:: EXERCISE MATERIALS

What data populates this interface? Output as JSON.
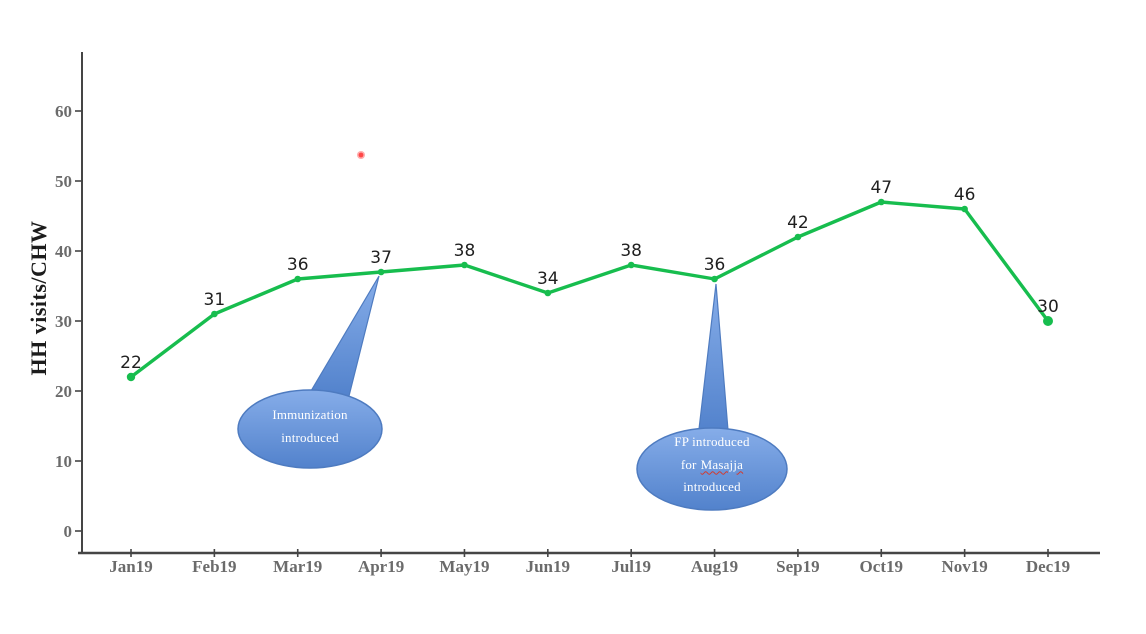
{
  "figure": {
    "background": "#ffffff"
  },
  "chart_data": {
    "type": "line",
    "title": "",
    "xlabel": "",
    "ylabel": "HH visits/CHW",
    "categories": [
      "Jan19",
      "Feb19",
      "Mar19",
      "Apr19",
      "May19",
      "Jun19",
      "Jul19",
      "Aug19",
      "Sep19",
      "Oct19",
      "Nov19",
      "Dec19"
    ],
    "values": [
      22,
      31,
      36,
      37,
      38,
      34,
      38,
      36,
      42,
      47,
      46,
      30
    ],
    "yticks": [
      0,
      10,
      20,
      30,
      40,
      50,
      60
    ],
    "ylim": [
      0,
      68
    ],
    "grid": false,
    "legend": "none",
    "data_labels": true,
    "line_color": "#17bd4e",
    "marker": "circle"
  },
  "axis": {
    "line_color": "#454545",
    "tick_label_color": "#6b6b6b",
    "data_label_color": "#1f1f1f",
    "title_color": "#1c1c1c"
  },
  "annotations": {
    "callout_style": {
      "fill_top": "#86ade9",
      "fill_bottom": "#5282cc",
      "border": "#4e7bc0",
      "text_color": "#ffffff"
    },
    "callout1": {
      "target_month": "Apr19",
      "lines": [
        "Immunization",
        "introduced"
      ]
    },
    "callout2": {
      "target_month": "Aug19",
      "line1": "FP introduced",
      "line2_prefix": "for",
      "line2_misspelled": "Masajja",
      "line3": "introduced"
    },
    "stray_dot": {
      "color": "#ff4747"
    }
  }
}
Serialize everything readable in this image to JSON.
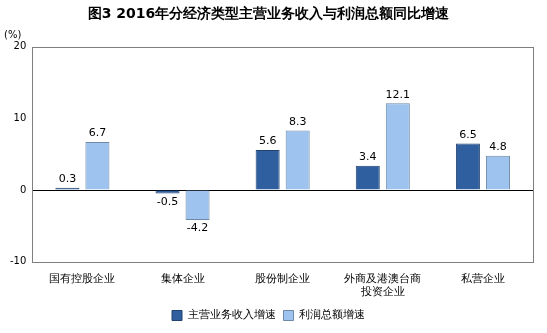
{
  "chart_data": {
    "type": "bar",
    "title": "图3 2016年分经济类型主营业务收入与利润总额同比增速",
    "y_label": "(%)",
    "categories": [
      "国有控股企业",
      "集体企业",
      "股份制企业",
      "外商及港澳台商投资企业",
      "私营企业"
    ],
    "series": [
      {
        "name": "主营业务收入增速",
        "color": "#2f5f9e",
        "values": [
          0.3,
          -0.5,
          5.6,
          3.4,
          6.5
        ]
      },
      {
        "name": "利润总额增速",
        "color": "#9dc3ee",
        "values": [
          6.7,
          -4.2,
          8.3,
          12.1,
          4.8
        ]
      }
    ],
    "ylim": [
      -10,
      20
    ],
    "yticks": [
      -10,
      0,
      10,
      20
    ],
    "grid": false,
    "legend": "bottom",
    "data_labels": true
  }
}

::::

Note every line above where the string "introduced" shows up, and copy those lines.

● EXERCISE RESPONSE
        "introduced"
      "line1": "FP introduced",
      "line3": "introduced"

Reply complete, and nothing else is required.